### Task objective
Restate every line of the material, word for word.

### Material shown
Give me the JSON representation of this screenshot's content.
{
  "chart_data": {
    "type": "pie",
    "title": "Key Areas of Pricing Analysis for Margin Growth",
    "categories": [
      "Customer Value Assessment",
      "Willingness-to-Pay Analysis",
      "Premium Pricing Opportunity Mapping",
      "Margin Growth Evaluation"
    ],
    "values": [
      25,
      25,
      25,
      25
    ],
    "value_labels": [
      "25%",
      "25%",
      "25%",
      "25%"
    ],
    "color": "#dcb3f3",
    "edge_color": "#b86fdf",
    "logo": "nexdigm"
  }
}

### Final answer
Give me the JSON representation of this screenshot's content.
{
  "chart_data": {
    "type": "pie",
    "title": "Key Areas of Pricing Analysis for Margin Growth",
    "categories": [
      "Customer Value Assessment",
      "Willingness-to-Pay Analysis",
      "Premium Pricing Opportunity Mapping",
      "Margin Growth Evaluation"
    ],
    "values": [
      25,
      25,
      25,
      25
    ],
    "value_labels": [
      "25%",
      "25%",
      "25%",
      "25%"
    ],
    "color": "#dcb3f3",
    "edge_color": "#b86fdf",
    "logo": "nexdigm"
  }
}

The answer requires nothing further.